--- Supplied data ---

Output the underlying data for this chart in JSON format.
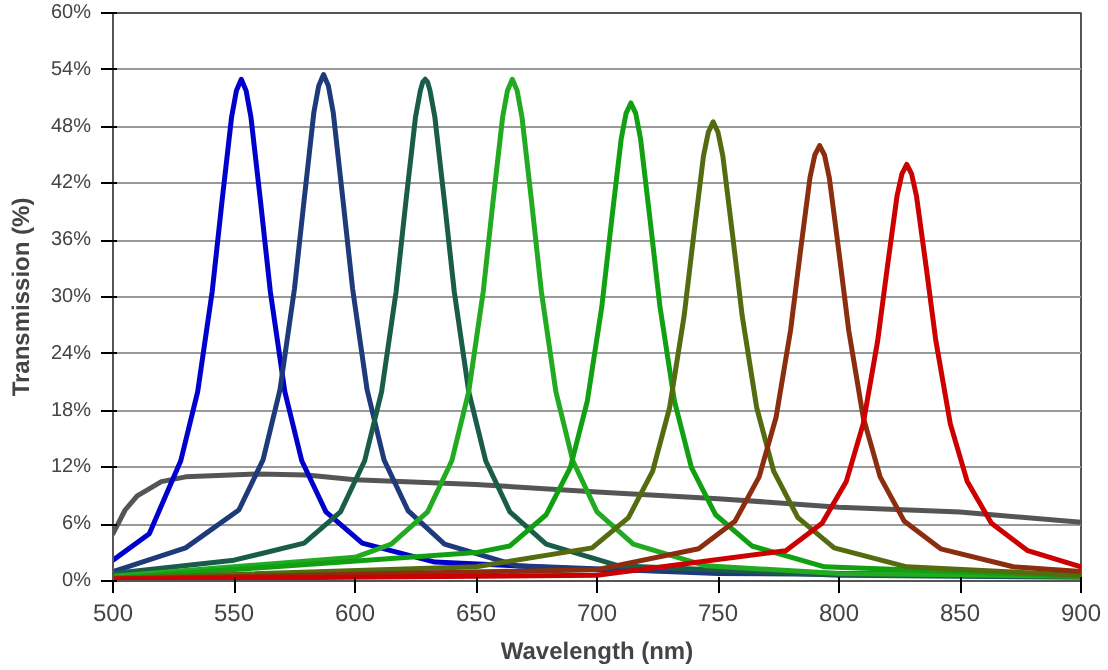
{
  "chart_data": {
    "type": "line",
    "xlabel": "Wavelength (nm)",
    "ylabel": "Transmission (%)",
    "xlim": [
      500,
      900
    ],
    "xticks": [
      500,
      550,
      600,
      650,
      700,
      750,
      800,
      850,
      900
    ],
    "ylim": [
      0,
      60
    ],
    "yticks": [
      {
        "value": 0,
        "label": "0%"
      },
      {
        "value": 6,
        "label": "6%"
      },
      {
        "value": 12,
        "label": "12%"
      },
      {
        "value": 18,
        "label": "18%"
      },
      {
        "value": 24,
        "label": "24%"
      },
      {
        "value": 30,
        "label": "30%"
      },
      {
        "value": 36,
        "label": "36%"
      },
      {
        "value": 42,
        "label": "42%"
      },
      {
        "value": 48,
        "label": "48%"
      },
      {
        "value": 54,
        "label": "54%"
      },
      {
        "value": 60,
        "label": "60%"
      }
    ],
    "grid": "y",
    "marker": "none",
    "line_style": "solid",
    "series": [
      {
        "color": "#555555",
        "x": [
          500,
          505,
          510,
          520,
          530,
          560,
          580,
          600,
          650,
          700,
          750,
          800,
          850,
          900
        ],
        "values": [
          5,
          7.5,
          9,
          10.5,
          11,
          11.3,
          11.2,
          10.7,
          10.2,
          9.4,
          8.7,
          7.8,
          7.3,
          6.2
        ]
      },
      {
        "color": "#0000cc",
        "x": [
          500,
          515,
          528,
          535,
          541,
          545,
          549,
          551,
          553,
          555,
          557,
          561,
          565,
          571,
          578,
          588,
          603,
          633,
          700,
          800,
          900
        ],
        "values": [
          2.2,
          5,
          12.7,
          20,
          30.6,
          40,
          49,
          51.8,
          53,
          51.8,
          49,
          40,
          30.6,
          20,
          12.7,
          7.3,
          4,
          2,
          1.2,
          0.8,
          0.6
        ]
      },
      {
        "color": "#1f3a7a",
        "x": [
          500,
          530,
          552,
          562,
          569,
          575,
          579,
          583,
          585,
          587,
          589,
          591,
          595,
          599,
          605,
          612,
          622,
          637,
          667,
          750,
          900
        ],
        "values": [
          1,
          3.5,
          7.5,
          12.8,
          20.2,
          30.9,
          40.3,
          49.5,
          52.3,
          53.5,
          52.3,
          49.5,
          40.3,
          30.9,
          20.2,
          12.8,
          7.4,
          3.9,
          1.6,
          0.8,
          0.5
        ]
      },
      {
        "color": "#1a5c4a",
        "x": [
          500,
          550,
          579,
          594,
          604,
          611,
          617,
          621,
          625,
          627,
          628,
          629,
          630,
          631,
          633,
          637,
          641,
          647,
          654,
          664,
          679,
          709,
          800,
          900
        ],
        "values": [
          0.8,
          2.2,
          4,
          7.3,
          12.7,
          20,
          30.6,
          40,
          49,
          51.8,
          52.7,
          53,
          52.7,
          51.8,
          49,
          40,
          30.6,
          20,
          12.7,
          7.3,
          3.9,
          1.6,
          0.6,
          0.4
        ]
      },
      {
        "color": "#22aa22",
        "x": [
          500,
          600,
          615,
          630,
          640,
          647,
          653,
          657,
          661,
          663,
          665,
          667,
          669,
          673,
          677,
          683,
          690,
          700,
          715,
          745,
          800,
          900
        ],
        "values": [
          0.5,
          2.5,
          3.9,
          7.3,
          12.7,
          20,
          30.6,
          40,
          49,
          51.8,
          53,
          51.8,
          49,
          40,
          30.6,
          20,
          12.7,
          7.3,
          3.9,
          1.6,
          0.8,
          0.5
        ]
      },
      {
        "color": "#11a011",
        "x": [
          500,
          650,
          664,
          679,
          689,
          696,
          702,
          706,
          710,
          712,
          714,
          716,
          718,
          722,
          726,
          732,
          739,
          749,
          764,
          794,
          900
        ],
        "values": [
          0.3,
          3,
          3.7,
          7,
          12,
          19,
          29,
          38,
          46.7,
          49.4,
          50.5,
          49.4,
          46.7,
          38,
          29,
          19,
          12,
          7,
          3.7,
          1.5,
          0.5
        ]
      },
      {
        "color": "#556b0f",
        "x": [
          500,
          650,
          698,
          713,
          723,
          730,
          736,
          740,
          744,
          746,
          748,
          750,
          752,
          756,
          760,
          766,
          773,
          783,
          798,
          828,
          900
        ],
        "values": [
          0.3,
          1.5,
          3.5,
          6.7,
          11.6,
          18.3,
          28,
          36.6,
          44.9,
          47.4,
          48.5,
          47.4,
          44.9,
          36.6,
          28,
          18.3,
          11.6,
          6.7,
          3.5,
          1.5,
          0.6
        ]
      },
      {
        "color": "#8b2e0f",
        "x": [
          500,
          700,
          742,
          757,
          767,
          774,
          780,
          784,
          788,
          790,
          792,
          794,
          796,
          800,
          804,
          810,
          817,
          827,
          842,
          872,
          900
        ],
        "values": [
          0.2,
          1.2,
          3.4,
          6.3,
          11,
          17.3,
          26.5,
          34.7,
          42.6,
          45,
          46,
          45,
          42.6,
          34.7,
          26.5,
          17.3,
          11,
          6.3,
          3.4,
          1.5,
          1
        ]
      },
      {
        "color": "#cc0000",
        "x": [
          500,
          700,
          778,
          793,
          803,
          810,
          816,
          820,
          824,
          826,
          828,
          830,
          832,
          836,
          840,
          846,
          853,
          863,
          878,
          900
        ],
        "values": [
          0.2,
          0.6,
          3.2,
          6.1,
          10.5,
          16.6,
          25.4,
          33.2,
          40.7,
          43,
          44,
          43,
          40.7,
          33.2,
          25.4,
          16.6,
          10.5,
          6.1,
          3.2,
          1.5
        ]
      }
    ]
  }
}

---

▶ What is required:
Quote every record above exactly, leaving out the pictures.

▶ Answer to the task:
Output the underlying data for this chart in JSON format.
{
  "chart_data": {
    "type": "line",
    "xlabel": "Wavelength (nm)",
    "ylabel": "Transmission (%)",
    "xlim": [
      500,
      900
    ],
    "xticks": [
      500,
      550,
      600,
      650,
      700,
      750,
      800,
      850,
      900
    ],
    "ylim": [
      0,
      60
    ],
    "yticks": [
      {
        "value": 0,
        "label": "0%"
      },
      {
        "value": 6,
        "label": "6%"
      },
      {
        "value": 12,
        "label": "12%"
      },
      {
        "value": 18,
        "label": "18%"
      },
      {
        "value": 24,
        "label": "24%"
      },
      {
        "value": 30,
        "label": "30%"
      },
      {
        "value": 36,
        "label": "36%"
      },
      {
        "value": 42,
        "label": "42%"
      },
      {
        "value": 48,
        "label": "48%"
      },
      {
        "value": 54,
        "label": "54%"
      },
      {
        "value": 60,
        "label": "60%"
      }
    ],
    "grid": "y",
    "marker": "none",
    "line_style": "solid",
    "series": [
      {
        "color": "#555555",
        "x": [
          500,
          505,
          510,
          520,
          530,
          560,
          580,
          600,
          650,
          700,
          750,
          800,
          850,
          900
        ],
        "values": [
          5,
          7.5,
          9,
          10.5,
          11,
          11.3,
          11.2,
          10.7,
          10.2,
          9.4,
          8.7,
          7.8,
          7.3,
          6.2
        ]
      },
      {
        "color": "#0000cc",
        "x": [
          500,
          515,
          528,
          535,
          541,
          545,
          549,
          551,
          553,
          555,
          557,
          561,
          565,
          571,
          578,
          588,
          603,
          633,
          700,
          800,
          900
        ],
        "values": [
          2.2,
          5,
          12.7,
          20,
          30.6,
          40,
          49,
          51.8,
          53,
          51.8,
          49,
          40,
          30.6,
          20,
          12.7,
          7.3,
          4,
          2,
          1.2,
          0.8,
          0.6
        ]
      },
      {
        "color": "#1f3a7a",
        "x": [
          500,
          530,
          552,
          562,
          569,
          575,
          579,
          583,
          585,
          587,
          589,
          591,
          595,
          599,
          605,
          612,
          622,
          637,
          667,
          750,
          900
        ],
        "values": [
          1,
          3.5,
          7.5,
          12.8,
          20.2,
          30.9,
          40.3,
          49.5,
          52.3,
          53.5,
          52.3,
          49.5,
          40.3,
          30.9,
          20.2,
          12.8,
          7.4,
          3.9,
          1.6,
          0.8,
          0.5
        ]
      },
      {
        "color": "#1a5c4a",
        "x": [
          500,
          550,
          579,
          594,
          604,
          611,
          617,
          621,
          625,
          627,
          628,
          629,
          630,
          631,
          633,
          637,
          641,
          647,
          654,
          664,
          679,
          709,
          800,
          900
        ],
        "values": [
          0.8,
          2.2,
          4,
          7.3,
          12.7,
          20,
          30.6,
          40,
          49,
          51.8,
          52.7,
          53,
          52.7,
          51.8,
          49,
          40,
          30.6,
          20,
          12.7,
          7.3,
          3.9,
          1.6,
          0.6,
          0.4
        ]
      },
      {
        "color": "#22aa22",
        "x": [
          500,
          600,
          615,
          630,
          640,
          647,
          653,
          657,
          661,
          663,
          665,
          667,
          669,
          673,
          677,
          683,
          690,
          700,
          715,
          745,
          800,
          900
        ],
        "values": [
          0.5,
          2.5,
          3.9,
          7.3,
          12.7,
          20,
          30.6,
          40,
          49,
          51.8,
          53,
          51.8,
          49,
          40,
          30.6,
          20,
          12.7,
          7.3,
          3.9,
          1.6,
          0.8,
          0.5
        ]
      },
      {
        "color": "#11a011",
        "x": [
          500,
          650,
          664,
          679,
          689,
          696,
          702,
          706,
          710,
          712,
          714,
          716,
          718,
          722,
          726,
          732,
          739,
          749,
          764,
          794,
          900
        ],
        "values": [
          0.3,
          3,
          3.7,
          7,
          12,
          19,
          29,
          38,
          46.7,
          49.4,
          50.5,
          49.4,
          46.7,
          38,
          29,
          19,
          12,
          7,
          3.7,
          1.5,
          0.5
        ]
      },
      {
        "color": "#556b0f",
        "x": [
          500,
          650,
          698,
          713,
          723,
          730,
          736,
          740,
          744,
          746,
          748,
          750,
          752,
          756,
          760,
          766,
          773,
          783,
          798,
          828,
          900
        ],
        "values": [
          0.3,
          1.5,
          3.5,
          6.7,
          11.6,
          18.3,
          28,
          36.6,
          44.9,
          47.4,
          48.5,
          47.4,
          44.9,
          36.6,
          28,
          18.3,
          11.6,
          6.7,
          3.5,
          1.5,
          0.6
        ]
      },
      {
        "color": "#8b2e0f",
        "x": [
          500,
          700,
          742,
          757,
          767,
          774,
          780,
          784,
          788,
          790,
          792,
          794,
          796,
          800,
          804,
          810,
          817,
          827,
          842,
          872,
          900
        ],
        "values": [
          0.2,
          1.2,
          3.4,
          6.3,
          11,
          17.3,
          26.5,
          34.7,
          42.6,
          45,
          46,
          45,
          42.6,
          34.7,
          26.5,
          17.3,
          11,
          6.3,
          3.4,
          1.5,
          1
        ]
      },
      {
        "color": "#cc0000",
        "x": [
          500,
          700,
          778,
          793,
          803,
          810,
          816,
          820,
          824,
          826,
          828,
          830,
          832,
          836,
          840,
          846,
          853,
          863,
          878,
          900
        ],
        "values": [
          0.2,
          0.6,
          3.2,
          6.1,
          10.5,
          16.6,
          25.4,
          33.2,
          40.7,
          43,
          44,
          43,
          40.7,
          33.2,
          25.4,
          16.6,
          10.5,
          6.1,
          3.2,
          1.5
        ]
      }
    ]
  }
}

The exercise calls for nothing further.